▶ **LISTING**:
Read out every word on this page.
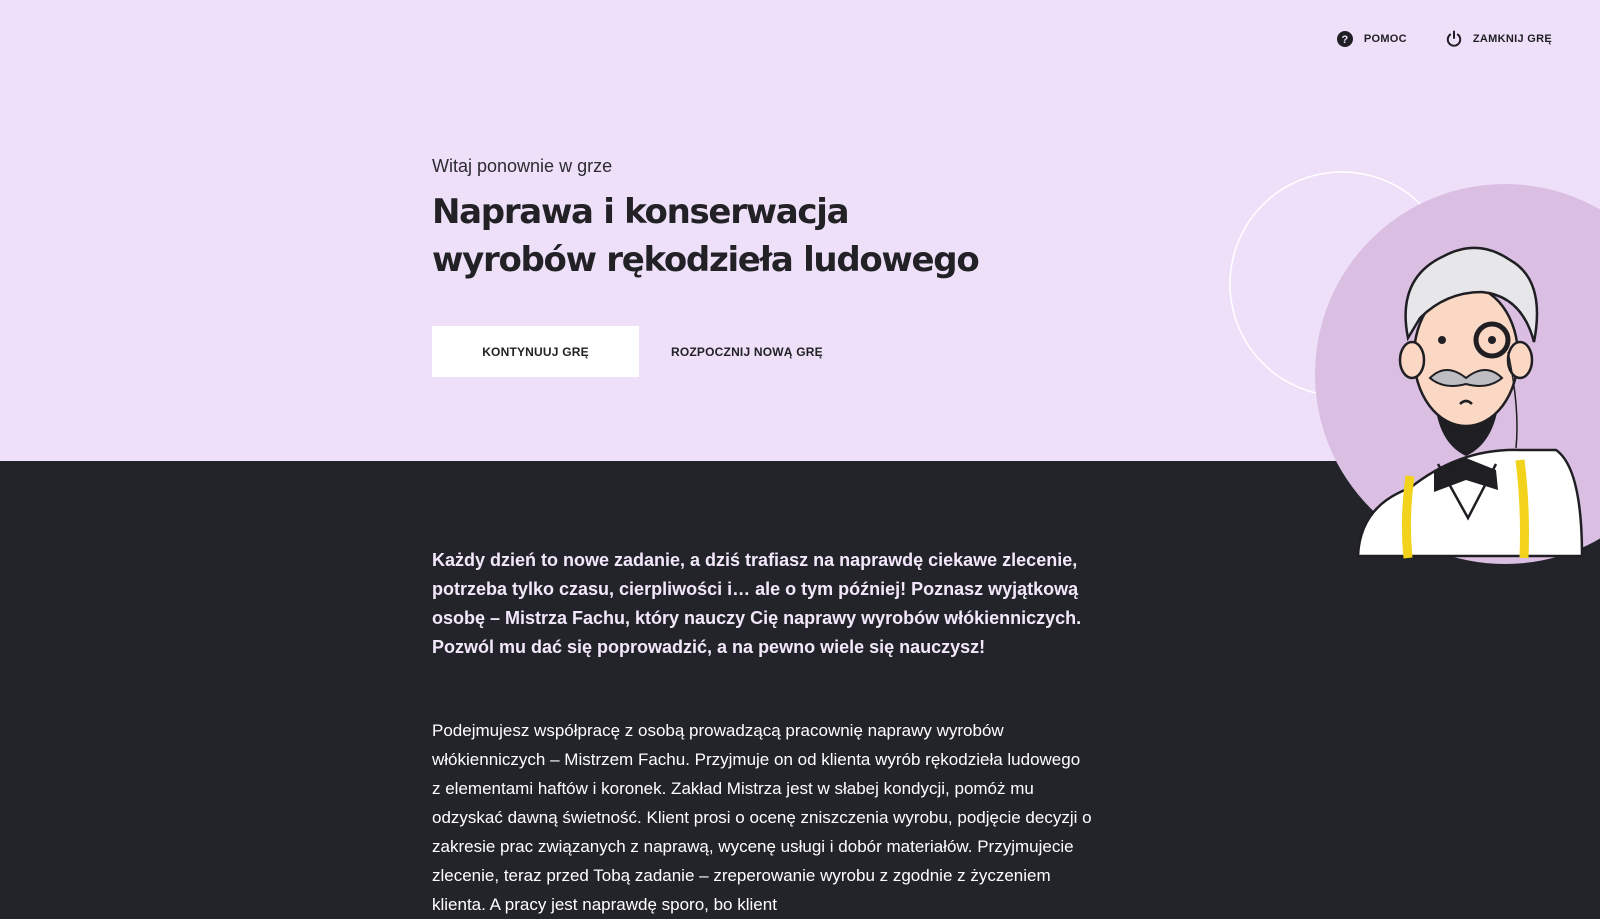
? POMOC	ZAMKNIJ GRĘ
Witaj ponownie w grze
Naprawa i konserwacja wyrobów rękodzieła ludowego
KONTYNUUJ GRĘ	ROZPOCZNIJ NOWĄ GRĘ

Każdy dzień to nowe zadanie, a dziś trafiasz na naprawdę ciekawe zlecenie, potrzeba tylko czasu, cierpliwości i… ale o tym później! Poznasz wyjątkową osobę – Mistrza Fachu, który nauczy Cię naprawy wyrobów włókienniczych. Pozwól mu dać się poprowadzić, a na pewno wiele się nauczysz!

Podejmujesz współpracę z osobą prowadzącą pracownię naprawy wyrobów włókienniczych – Mistrzem Fachu. Przyjmuje on od klienta wyrób rękodzieła ludowego z elementami haftów i koronek. Zakład Mistrza jest w słabej kondycji, pomóż mu odzyskać dawną świetność. Klient prosi o ocenę zniszczenia wyrobu, podjęcie decyzji o zakresie prac związanych z naprawą, wycenę usługi i dobór materiałów. Przyjmujecie zlecenie, teraz przed Tobą zadanie – zreperowanie wyrobu z zgodnie z życzeniem klienta. A pracy jest naprawdę sporo, bo klient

▶ **PROBLEM TO WORK ON**: Restate the whole of the material word for word without the pictures.

▶ **TASK RESPONSE**:
Read out every word on this page.
? POMOC	ZAMKNIJ GRĘ
Witaj ponownie w grze
Naprawa i konserwacja wyrobów rękodzieła ludowego
KONTYNUUJ GRĘ	ROZPOCZNIJ NOWĄ GRĘ

Każdy dzień to nowe zadanie, a dziś trafiasz na naprawdę ciekawe zlecenie, potrzeba tylko czasu, cierpliwości i… ale o tym później! Poznasz wyjątkową osobę – Mistrza Fachu, który nauczy Cię naprawy wyrobów włókienniczych. Pozwól mu dać się poprowadzić, a na pewno wiele się nauczysz!

Podejmujesz współpracę z osobą prowadzącą pracownię naprawy wyrobów włókienniczych – Mistrzem Fachu. Przyjmuje on od klienta wyrób rękodzieła ludowego z elementami haftów i koronek. Zakład Mistrza jest w słabej kondycji, pomóż mu odzyskać dawną świetność. Klient prosi o ocenę zniszczenia wyrobu, podjęcie decyzji o zakresie prac związanych z naprawą, wycenę usługi i dobór materiałów. Przyjmujecie zlecenie, teraz przed Tobą zadanie – zreperowanie wyrobu z zgodnie z życzeniem klienta. A pracy jest naprawdę sporo, bo klient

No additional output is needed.